* Supplied text *
Ana Karen Manzanares Garcia, 18, a 2006 graduate of Deer Valley High School in Antioch, believes her alma mater needs to do a better job of educating Latinos. Although there is a Latino Club at the school, she says Latino culture should be taught more. Few teachers speak Spanish in Antioch, she said, unlike the middle school she attended in San Francisco.

"We're basically like a minority, even though we're not," said Manzanares Garcia, who will attend the California Culinary Academy in San Francisco in the fall. "They're not discriminating (against) us, but they're not noticing us."

But Antioch school board President Bart Sandborn said school districts like his don't look at students differently because of their ethnicity.

"We're here to treat everyone the same, whether the student is African-American or Latino or white," he said.

The big picture

With a little more than 3 million students, Latinos comprise nearly 48 percent of California K-12 public school students, according to the Department of Education. The state Department of Finance projects that in the 2008-09 school year, the state will cross the majority threshold. By 2014-15, 54 percent of the state's students will be Latino, more than double the number of whites.

For years, schools have been majority Latino in much of Southern California and San Jose and predominately Latino in East Bay districts such as West Contra Costa and Pittsburg. In most other Contra Costa schools, white students remain the vast majority. But this year for the first time the Latino population exceeded whites in Antioch schools, according to the Department of Education. Latinos became the biggest group of students in Alameda County schools in 2004-05.

In the past 10 years, Latinos have gone from a quarter of the student body to half at Hillview Junior High in Pittsburg, where Principal Todd Whitmire has three or four staff members out of 80 who speak Spanish, the primary language spoken at home for half of his students. The state has had a long time to get a handle on the shift, he said, but hasn't done so.

"I don't think (the state's approach to the demographic shift is) working at this point," he said. "It's a work in progress."

A 2005 study by the Public Policy Institute of California reports that the state cannot afford to ignore the changing majority. Residents entering the work force in the next 20 years will increasingly be Latino, the study states, which means larger proportions will have to attend college to meet the employment demands.

"To ensure a better future for California, we will need to significantly improve the educational outcomes of the Latino youth who will be the state's workers in the future," the study's editors write.

Texas State Demographer Steve Murdock said the current picture for California and the short-term picture for Texas, where Latinos will be the majority of students after 2015, is the long-term future for the United States.

Layout records:
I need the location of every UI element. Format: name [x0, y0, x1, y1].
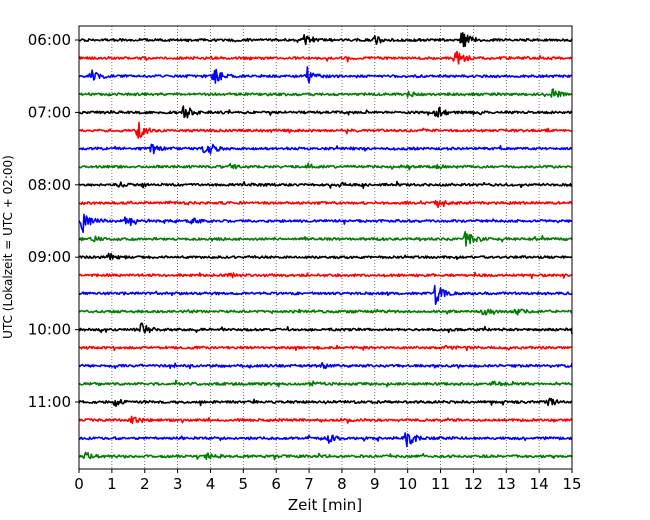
y-axis-ticks: 06:00 07:00 08:00 09:00 10:00 11:00: [28, 31, 79, 411]
x-tick-label: 8: [337, 475, 347, 493]
seismic-trace-1130: [78, 432, 573, 448]
x-tick-label: 10: [398, 475, 417, 493]
x-tick-label: 11: [431, 475, 450, 493]
seismic-trace-1030: [78, 361, 573, 370]
y-tick-label: 06:00: [28, 31, 71, 49]
seismic-trace-1145: [78, 451, 573, 461]
x-tick-label: 6: [271, 475, 281, 493]
seismic-trace-0800: [78, 180, 573, 189]
axes-frame: [78, 25, 573, 470]
x-tick-label: 15: [562, 475, 581, 493]
y-tick-label: 09:00: [28, 248, 71, 266]
x-axis-label: Zeit [min]: [288, 496, 362, 514]
x-tick-label: 5: [239, 475, 249, 493]
x-tick-label: 3: [173, 475, 183, 493]
seismic-trace-0600: [78, 31, 573, 48]
x-tick-label: 12: [464, 475, 483, 493]
seismic-trace-0845: [78, 230, 573, 247]
seismic-trace-0730: [78, 143, 573, 155]
x-tick-label: 1: [107, 475, 117, 493]
x-tick-label: 2: [140, 475, 150, 493]
seismic-trace-0915: [78, 271, 573, 280]
seismic-trace-0815: [78, 199, 573, 209]
seismic-trace-1115: [78, 415, 573, 425]
seismic-traces: [78, 31, 573, 461]
seismic-trace-0930: [78, 284, 573, 306]
y-tick-label: 07:00: [28, 103, 71, 121]
y-tick-label: 11:00: [28, 393, 71, 411]
seismic-trace-1015: [78, 344, 573, 352]
x-tick-label: 4: [206, 475, 216, 493]
y-tick-label: 08:00: [28, 176, 71, 194]
y-axis-label: UTC (Lokalzeit = UTC + 02:00): [1, 155, 15, 339]
seismic-trace-0745: [78, 162, 573, 171]
x-tick-label: 13: [497, 475, 516, 493]
grid-lines: [111, 26, 540, 469]
seismic-trace-1045: [78, 379, 573, 388]
seismic-trace-0630: [78, 66, 573, 84]
x-axis-ticks: 0 1 2 3 4 5 6 7 8 9 10 11 12 13 14 15: [74, 469, 582, 493]
seismic-trace-0900: [78, 252, 573, 261]
y-tick-label: 10:00: [28, 321, 71, 339]
x-tick-label: 0: [74, 475, 84, 493]
x-tick-label: 7: [304, 475, 314, 493]
seismic-trace-0715: [78, 121, 573, 139]
seismic-trace-1100: [78, 397, 573, 408]
seismic-trace-0700: [78, 105, 573, 119]
seismic-trace-0615: [78, 50, 573, 65]
seismic-trace-0945: [78, 308, 573, 316]
seismic-trace-0645: [78, 88, 573, 98]
x-tick-label: 9: [370, 475, 380, 493]
x-tick-label: 14: [530, 475, 549, 493]
seismic-trace-1000: [78, 322, 573, 335]
seismic-trace-0830: [78, 213, 573, 233]
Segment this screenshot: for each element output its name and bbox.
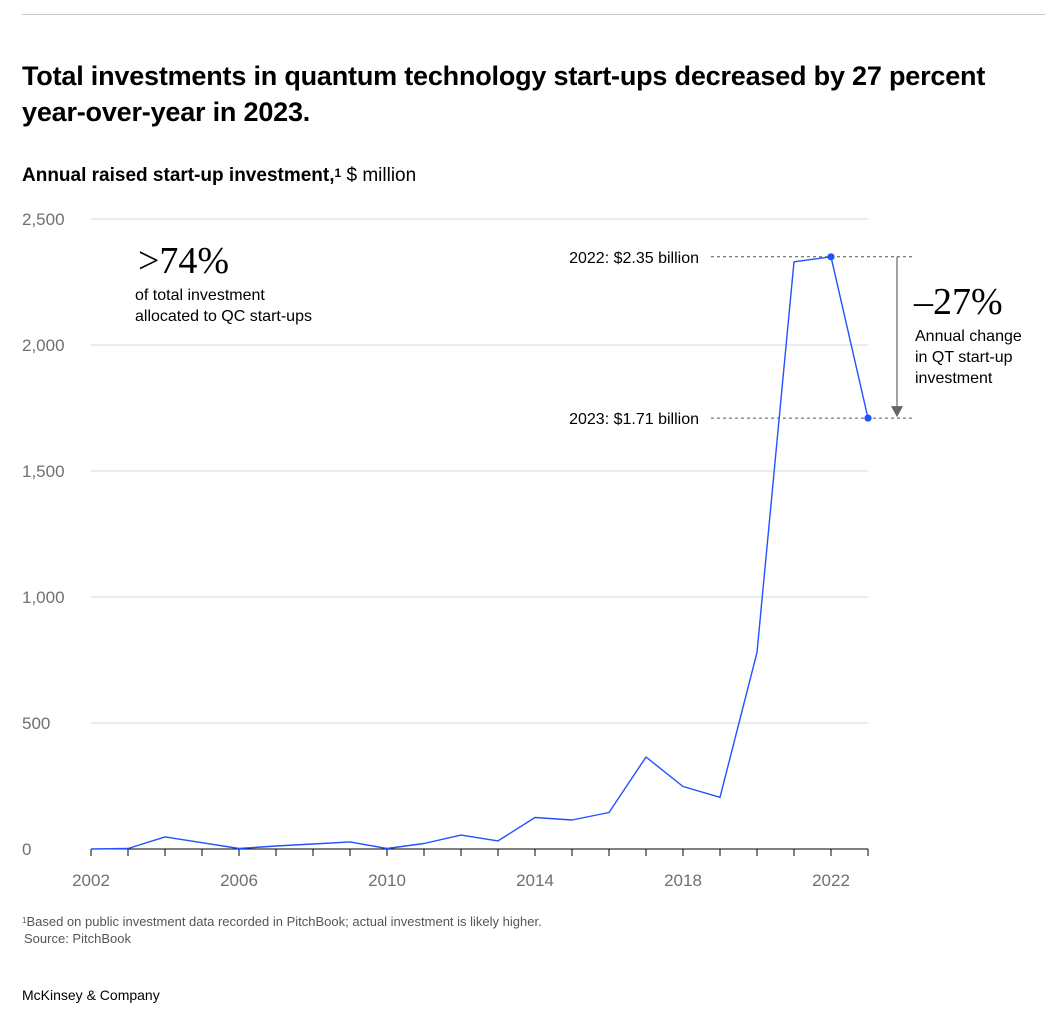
y-axis-ticks: 0 500 1,000 1,500 2,000 2,500 <box>22 210 65 859</box>
series-layer <box>90 253 872 850</box>
x-tick-label-2022: 2022 <box>812 871 850 890</box>
y-tick-label-0: 0 <box>22 840 31 859</box>
x-tick-label-2010: 2010 <box>368 871 406 890</box>
point-label-2022: 2022: $2.35 billion <box>569 250 699 267</box>
y-tick-label-2500: 2,500 <box>22 210 65 229</box>
line-chart: 0 500 1,000 1,500 2,000 2,500 2002 2006 2010 201… <box>22 210 1022 890</box>
series-line-0 <box>90 256 869 850</box>
right-annotation-line3: investment <box>915 370 993 387</box>
source-note: Source: PitchBook <box>24 931 131 946</box>
subtitle-bold: Annual raised start-up investment, <box>22 165 335 186</box>
y-tick-label-1500: 1,500 <box>22 462 65 481</box>
x-tick-label-2018: 2018 <box>664 871 702 890</box>
footnote-text: Based on public investment data recorded… <box>26 914 542 929</box>
x-axis-ticks: 2002 2006 2010 2014 2018 2022 <box>72 848 869 890</box>
chart-subtitle: Annual raised start-up investment,1 $ mi… <box>22 163 416 189</box>
highlight-point-2022 <box>827 253 835 261</box>
top-rule <box>22 14 1045 15</box>
change-arrow-head <box>891 406 903 418</box>
left-annotation-value: >74% <box>138 240 229 282</box>
point-label-2023: 2023: $1.71 billion <box>569 411 699 428</box>
footnote-marker: 1 <box>22 916 27 925</box>
footnote: 1Based on public investment data recorde… <box>22 913 542 930</box>
y-tick-label-2000: 2,000 <box>22 336 65 355</box>
right-annotation-line2: in QT start-up <box>915 349 1013 366</box>
left-annotation-line2: allocated to QC start-ups <box>135 308 312 325</box>
right-annotation-line1: Annual change <box>915 328 1022 345</box>
right-annotation-value: –27% <box>913 281 1003 323</box>
brand-logo-text: McKinsey & Company <box>22 987 160 1003</box>
x-tick-label-2014: 2014 <box>516 871 554 890</box>
chart-title: Total investments in quantum technology … <box>22 61 986 127</box>
highlight-point-2023 <box>864 414 872 422</box>
annotation-text: >74% of total investment allocated to QC… <box>135 240 1022 387</box>
subtitle-footnote-marker: 1 <box>334 166 342 180</box>
y-tick-label-1000: 1,000 <box>22 588 65 607</box>
left-annotation-line1: of total investment <box>135 287 265 304</box>
grid-lines <box>91 218 868 724</box>
x-tick-label-2002: 2002 <box>72 871 110 890</box>
x-tick-label-2006: 2006 <box>220 871 258 890</box>
y-tick-label-500: 500 <box>22 714 50 733</box>
subtitle-unit: $ million <box>341 165 417 186</box>
annotation-lines: 2022: $2.35 billion 2023: $1.71 billion <box>569 250 912 428</box>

* Task 1 *
According to the article on Latino students in California schools, why will larger proportions of the state's residents have to attend college? Answer in one to three sentences.
* Task 2 *
Carry on the article on Latino students in California schools, beginning after its final sentence about the long-term future for the United States.

* Task result 1 *
The study by the Public Policy Institute of California states that residents entering the work force in the next 20 years will increasingly be Latino. For that reason, larger proportions of them will have to attend college to meet the employment demands.

* Task result 2 *
"The challenge for our states and for all the country is that they (Latinos) have the skills they need to be competitive," he said.

There are signs of success, such as rising test scores, but problems persist. Latinos' graduation rate is 11 points lower than the overall state average, according to one recent study. The latest results from the state high school exit exam show 85 percent of Latino students passed the exam, almost 10 percentage points lower than Asian-Americans and nearly 12 points lower than white students.

"I don't think the state knows a lot about the best way to educate these kids and a lot of data have not been taken advantage of," said Robert Manwaring, director of K-12 education for the state Legislative Analyst's Office.

How we got here

California saw an increase in immigrants from Mexico, including higher levels of illegal immigration starting in the 1970s, State Demographer Mary Heim said. Many illegal immigrants living in the state gained legal status in 1986 when President Reagan signed an immigration reform bill that granted amnesty to 2.7 million undocumented foreigners nationwide. In turn, that led to chain migration, with naturalized citizens bringing in relatives, Heim said. In California, more than one-third of the population is Latino.

"This is something we have been projecting for a long time," Heim said.

The confluence of several other factors within the past decade has left the state's education system where it is today, according to Patricia de Cos, an analyst with the California Research Bureau, the nonpartisan research arm of the state Legislature and governor's office.

In 1998, voters passed Proposition 227, the anti-bilingual education initiative. Around that time, the state Board of Education pushed for reform, adopting new English Language Arts and math standards. In 1999, California enacted school accountability to chart school performance, followed in 2002 by the federal No Child Left Behind Act. These things, coupled with a flagging economy and budget woes, dominated the attention of state legislators and local school districts. As a result, the Latino majority issue was passed over, she said.

Despite efforts in the past decade to inform legislators, including the Senate Education Committee, de Cos and her colleagues haven't held legislators' attention on the issue of demographic change, which she attributed in part to term limits.

"It's sort of like the sleeping giant that is coming into the room that nobody has really acknowledged," she said.

Assemblywoman Jackie Goldberg, D-Los Angeles, who chairs the Assembly Education Committee, blames the recalcitrance of the state Board of Education and the demise of bilingual education for the inaction.

"It's one thing to take away a tool in the tool chest," she said. "It's another thing not to replace it with anything except for materials written for native speakers."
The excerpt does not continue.